▶ Goal of the exercise
Pull out all lines from the listing below in which the word "tipe" appears.

Excerpt from a dataset
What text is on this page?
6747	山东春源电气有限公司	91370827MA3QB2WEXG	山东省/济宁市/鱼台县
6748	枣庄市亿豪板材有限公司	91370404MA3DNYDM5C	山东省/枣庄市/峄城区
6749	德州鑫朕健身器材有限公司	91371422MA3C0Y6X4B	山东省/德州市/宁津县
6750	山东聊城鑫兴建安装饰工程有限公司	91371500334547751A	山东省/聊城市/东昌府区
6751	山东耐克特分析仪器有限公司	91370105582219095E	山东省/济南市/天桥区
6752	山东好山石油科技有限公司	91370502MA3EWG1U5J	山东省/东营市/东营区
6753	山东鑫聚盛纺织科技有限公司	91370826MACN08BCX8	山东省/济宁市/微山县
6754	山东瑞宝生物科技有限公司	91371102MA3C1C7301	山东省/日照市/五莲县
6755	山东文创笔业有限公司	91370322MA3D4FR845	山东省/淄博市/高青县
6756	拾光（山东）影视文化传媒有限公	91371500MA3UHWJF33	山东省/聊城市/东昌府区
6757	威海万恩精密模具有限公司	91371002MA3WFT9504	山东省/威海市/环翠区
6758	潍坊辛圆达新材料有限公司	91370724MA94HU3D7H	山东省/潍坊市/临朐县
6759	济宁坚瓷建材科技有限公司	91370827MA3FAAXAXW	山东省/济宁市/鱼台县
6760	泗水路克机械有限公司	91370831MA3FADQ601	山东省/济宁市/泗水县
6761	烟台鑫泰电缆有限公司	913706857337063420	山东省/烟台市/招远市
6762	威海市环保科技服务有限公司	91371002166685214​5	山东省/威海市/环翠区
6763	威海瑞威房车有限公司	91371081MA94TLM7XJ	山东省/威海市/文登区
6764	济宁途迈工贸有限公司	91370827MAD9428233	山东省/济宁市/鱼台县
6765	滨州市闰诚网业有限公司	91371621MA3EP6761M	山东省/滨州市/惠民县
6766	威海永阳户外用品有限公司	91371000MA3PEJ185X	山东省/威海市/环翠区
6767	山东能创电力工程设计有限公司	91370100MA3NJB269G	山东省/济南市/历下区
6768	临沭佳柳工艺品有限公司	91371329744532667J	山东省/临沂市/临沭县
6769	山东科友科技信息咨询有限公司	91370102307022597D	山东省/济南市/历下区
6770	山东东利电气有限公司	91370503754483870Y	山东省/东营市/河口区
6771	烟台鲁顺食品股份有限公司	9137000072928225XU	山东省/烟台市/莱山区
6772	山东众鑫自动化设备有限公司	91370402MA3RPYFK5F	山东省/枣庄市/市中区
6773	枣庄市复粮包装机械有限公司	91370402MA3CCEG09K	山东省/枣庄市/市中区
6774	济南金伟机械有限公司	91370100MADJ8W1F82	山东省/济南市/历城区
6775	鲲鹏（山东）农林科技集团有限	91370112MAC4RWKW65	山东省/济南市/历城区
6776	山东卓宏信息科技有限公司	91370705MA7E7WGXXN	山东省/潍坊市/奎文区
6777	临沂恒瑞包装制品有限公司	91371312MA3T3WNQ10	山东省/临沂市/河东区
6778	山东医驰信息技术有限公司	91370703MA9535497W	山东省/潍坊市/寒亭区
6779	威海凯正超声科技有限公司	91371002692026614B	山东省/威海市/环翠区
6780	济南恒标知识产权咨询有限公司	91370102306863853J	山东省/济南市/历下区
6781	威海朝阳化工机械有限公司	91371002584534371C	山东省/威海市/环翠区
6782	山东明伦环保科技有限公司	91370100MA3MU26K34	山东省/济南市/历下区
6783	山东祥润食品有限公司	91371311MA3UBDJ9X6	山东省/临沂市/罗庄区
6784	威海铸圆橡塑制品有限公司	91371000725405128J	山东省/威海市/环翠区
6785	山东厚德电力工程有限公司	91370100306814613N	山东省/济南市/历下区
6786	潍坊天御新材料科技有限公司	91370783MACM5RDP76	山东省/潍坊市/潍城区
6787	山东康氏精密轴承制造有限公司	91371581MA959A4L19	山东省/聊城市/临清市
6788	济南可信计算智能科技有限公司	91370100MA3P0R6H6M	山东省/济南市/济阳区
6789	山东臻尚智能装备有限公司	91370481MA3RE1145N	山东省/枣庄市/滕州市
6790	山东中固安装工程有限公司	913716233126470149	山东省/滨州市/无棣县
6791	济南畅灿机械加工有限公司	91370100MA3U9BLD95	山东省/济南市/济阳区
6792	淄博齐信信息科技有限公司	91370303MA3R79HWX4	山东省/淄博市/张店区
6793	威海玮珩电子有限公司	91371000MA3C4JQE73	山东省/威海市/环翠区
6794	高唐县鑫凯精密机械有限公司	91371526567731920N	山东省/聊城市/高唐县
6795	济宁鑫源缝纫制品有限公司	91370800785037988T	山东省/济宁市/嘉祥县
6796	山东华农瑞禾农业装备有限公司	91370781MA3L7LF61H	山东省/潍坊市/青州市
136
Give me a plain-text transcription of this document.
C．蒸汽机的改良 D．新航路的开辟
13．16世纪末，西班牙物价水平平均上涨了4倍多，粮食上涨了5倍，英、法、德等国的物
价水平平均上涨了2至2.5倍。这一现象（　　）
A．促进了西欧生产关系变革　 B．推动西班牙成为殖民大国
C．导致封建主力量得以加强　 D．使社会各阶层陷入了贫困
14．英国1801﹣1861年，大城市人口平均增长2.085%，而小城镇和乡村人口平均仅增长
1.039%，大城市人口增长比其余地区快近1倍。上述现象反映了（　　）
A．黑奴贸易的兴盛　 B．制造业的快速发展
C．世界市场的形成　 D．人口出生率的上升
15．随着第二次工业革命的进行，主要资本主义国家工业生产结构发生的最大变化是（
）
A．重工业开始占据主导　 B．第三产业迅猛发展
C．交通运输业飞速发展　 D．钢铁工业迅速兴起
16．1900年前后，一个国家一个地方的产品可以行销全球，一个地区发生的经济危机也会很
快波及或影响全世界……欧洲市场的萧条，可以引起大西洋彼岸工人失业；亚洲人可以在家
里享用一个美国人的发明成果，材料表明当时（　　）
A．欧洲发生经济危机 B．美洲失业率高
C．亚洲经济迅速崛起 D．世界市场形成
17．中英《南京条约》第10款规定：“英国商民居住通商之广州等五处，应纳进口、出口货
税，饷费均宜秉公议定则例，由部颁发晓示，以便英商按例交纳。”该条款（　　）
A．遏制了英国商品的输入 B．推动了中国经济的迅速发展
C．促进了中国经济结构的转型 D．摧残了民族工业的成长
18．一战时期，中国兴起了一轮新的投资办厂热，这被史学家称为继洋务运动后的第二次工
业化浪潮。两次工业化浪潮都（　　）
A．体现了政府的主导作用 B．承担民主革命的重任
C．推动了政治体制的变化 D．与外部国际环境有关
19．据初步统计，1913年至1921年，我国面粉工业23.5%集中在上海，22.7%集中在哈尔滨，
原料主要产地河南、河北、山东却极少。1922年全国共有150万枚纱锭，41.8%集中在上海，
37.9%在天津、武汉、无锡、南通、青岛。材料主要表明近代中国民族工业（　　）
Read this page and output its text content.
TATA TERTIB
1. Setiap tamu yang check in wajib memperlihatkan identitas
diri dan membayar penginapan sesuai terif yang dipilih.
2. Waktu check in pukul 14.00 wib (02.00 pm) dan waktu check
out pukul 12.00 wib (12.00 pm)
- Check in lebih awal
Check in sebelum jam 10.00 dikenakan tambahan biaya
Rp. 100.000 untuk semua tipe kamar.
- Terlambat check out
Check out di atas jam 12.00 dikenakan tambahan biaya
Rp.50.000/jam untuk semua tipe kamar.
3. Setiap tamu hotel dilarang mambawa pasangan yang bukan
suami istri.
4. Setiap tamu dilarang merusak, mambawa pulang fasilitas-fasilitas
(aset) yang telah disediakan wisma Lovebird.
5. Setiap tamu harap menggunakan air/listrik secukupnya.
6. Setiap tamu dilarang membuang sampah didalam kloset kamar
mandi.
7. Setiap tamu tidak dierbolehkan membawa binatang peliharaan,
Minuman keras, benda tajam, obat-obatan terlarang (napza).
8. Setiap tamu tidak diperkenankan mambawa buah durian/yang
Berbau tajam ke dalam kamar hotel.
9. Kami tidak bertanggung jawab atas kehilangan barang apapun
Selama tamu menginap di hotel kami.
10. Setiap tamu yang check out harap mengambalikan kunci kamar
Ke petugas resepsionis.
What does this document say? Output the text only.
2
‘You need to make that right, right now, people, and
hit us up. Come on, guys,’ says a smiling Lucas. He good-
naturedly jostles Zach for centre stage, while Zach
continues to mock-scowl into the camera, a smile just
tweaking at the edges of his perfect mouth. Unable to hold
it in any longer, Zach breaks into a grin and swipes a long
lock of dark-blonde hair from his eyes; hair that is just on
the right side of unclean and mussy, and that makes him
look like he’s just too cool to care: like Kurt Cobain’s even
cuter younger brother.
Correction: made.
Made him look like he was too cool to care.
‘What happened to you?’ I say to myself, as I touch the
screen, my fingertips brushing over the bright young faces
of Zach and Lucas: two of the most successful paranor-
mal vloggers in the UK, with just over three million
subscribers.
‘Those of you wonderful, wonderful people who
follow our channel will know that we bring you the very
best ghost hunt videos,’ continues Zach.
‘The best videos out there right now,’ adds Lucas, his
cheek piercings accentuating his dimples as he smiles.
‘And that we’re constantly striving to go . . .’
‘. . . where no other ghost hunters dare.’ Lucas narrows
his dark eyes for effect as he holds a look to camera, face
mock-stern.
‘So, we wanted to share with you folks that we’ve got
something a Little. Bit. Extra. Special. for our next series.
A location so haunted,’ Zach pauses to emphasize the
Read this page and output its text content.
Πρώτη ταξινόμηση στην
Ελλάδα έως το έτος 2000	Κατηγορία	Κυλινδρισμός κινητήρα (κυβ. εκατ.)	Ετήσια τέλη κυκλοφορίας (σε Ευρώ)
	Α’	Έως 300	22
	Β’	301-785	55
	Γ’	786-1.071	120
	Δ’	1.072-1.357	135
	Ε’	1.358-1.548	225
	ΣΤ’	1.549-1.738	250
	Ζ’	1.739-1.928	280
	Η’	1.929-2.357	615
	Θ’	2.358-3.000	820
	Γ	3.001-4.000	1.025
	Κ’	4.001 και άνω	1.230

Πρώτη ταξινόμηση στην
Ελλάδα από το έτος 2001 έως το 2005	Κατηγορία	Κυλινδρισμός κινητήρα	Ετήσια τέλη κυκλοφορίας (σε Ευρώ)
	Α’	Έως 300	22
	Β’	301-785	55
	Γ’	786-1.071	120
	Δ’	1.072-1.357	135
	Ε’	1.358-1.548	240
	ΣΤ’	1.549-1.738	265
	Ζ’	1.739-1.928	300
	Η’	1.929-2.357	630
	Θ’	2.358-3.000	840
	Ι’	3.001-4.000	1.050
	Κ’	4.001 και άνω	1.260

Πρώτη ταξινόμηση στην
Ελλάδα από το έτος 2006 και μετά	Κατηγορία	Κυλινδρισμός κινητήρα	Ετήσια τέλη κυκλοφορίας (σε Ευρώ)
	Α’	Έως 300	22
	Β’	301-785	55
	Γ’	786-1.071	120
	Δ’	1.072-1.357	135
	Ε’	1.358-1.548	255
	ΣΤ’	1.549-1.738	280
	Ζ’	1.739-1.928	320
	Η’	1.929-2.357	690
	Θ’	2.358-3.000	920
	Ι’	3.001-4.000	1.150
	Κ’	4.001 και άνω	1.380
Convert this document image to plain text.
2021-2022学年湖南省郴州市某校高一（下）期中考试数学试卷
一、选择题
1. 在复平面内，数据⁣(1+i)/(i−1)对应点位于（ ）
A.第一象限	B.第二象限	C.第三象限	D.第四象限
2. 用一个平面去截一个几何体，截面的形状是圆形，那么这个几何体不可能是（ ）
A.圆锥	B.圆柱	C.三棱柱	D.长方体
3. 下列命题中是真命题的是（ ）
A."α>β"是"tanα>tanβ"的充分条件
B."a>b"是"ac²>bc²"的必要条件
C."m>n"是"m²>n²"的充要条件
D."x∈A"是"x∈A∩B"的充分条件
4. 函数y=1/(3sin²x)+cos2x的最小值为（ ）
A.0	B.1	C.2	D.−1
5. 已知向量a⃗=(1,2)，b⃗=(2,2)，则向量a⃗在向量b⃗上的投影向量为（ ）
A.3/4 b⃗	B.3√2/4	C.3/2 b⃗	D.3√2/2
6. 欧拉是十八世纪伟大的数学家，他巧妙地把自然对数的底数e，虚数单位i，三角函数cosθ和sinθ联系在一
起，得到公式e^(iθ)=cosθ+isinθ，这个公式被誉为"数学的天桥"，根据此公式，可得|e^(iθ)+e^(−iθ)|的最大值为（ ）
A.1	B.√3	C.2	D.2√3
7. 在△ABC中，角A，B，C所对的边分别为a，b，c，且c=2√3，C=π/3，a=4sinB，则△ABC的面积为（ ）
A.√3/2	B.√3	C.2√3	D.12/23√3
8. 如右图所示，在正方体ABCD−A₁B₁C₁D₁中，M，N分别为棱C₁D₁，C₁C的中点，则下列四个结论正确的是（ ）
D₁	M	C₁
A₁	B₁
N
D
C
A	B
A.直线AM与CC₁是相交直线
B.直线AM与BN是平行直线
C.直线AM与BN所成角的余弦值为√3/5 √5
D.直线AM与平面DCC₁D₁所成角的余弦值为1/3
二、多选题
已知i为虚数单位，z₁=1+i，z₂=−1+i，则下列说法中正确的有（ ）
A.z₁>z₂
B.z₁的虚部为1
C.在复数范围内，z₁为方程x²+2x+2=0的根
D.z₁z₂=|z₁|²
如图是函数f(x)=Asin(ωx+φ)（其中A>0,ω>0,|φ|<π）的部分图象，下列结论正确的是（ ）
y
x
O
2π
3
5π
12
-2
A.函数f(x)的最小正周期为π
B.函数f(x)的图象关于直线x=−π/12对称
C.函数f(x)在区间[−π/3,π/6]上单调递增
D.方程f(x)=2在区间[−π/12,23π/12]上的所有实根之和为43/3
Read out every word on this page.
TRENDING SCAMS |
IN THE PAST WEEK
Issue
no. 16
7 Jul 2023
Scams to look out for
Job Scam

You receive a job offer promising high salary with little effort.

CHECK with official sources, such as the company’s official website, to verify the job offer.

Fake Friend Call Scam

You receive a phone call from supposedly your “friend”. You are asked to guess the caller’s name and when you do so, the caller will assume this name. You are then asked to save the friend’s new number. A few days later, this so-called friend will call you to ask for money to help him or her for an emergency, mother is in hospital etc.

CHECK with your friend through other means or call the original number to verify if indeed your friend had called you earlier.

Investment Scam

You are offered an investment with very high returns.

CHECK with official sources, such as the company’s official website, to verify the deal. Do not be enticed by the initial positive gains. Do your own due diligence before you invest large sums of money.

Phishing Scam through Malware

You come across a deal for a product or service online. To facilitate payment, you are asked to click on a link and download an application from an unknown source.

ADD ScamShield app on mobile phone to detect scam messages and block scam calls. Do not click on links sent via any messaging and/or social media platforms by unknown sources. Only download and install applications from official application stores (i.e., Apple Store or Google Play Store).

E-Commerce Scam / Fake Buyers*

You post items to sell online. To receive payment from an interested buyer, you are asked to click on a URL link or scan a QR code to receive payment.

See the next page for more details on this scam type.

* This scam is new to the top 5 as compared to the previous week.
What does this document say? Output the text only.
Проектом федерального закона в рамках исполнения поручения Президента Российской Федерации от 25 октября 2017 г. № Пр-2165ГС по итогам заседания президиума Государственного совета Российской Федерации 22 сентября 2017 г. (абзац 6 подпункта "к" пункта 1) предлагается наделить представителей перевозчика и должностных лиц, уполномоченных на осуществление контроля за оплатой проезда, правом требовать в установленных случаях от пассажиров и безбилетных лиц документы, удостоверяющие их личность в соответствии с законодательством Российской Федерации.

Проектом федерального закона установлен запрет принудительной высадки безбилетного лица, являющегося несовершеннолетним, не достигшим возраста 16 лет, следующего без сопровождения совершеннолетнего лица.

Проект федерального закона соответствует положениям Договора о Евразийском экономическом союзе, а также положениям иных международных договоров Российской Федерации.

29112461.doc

▶ The result
Rp. 100.000 untuk semua tipe kamar.
Rp.50.000/jam untuk semua tipe kamar.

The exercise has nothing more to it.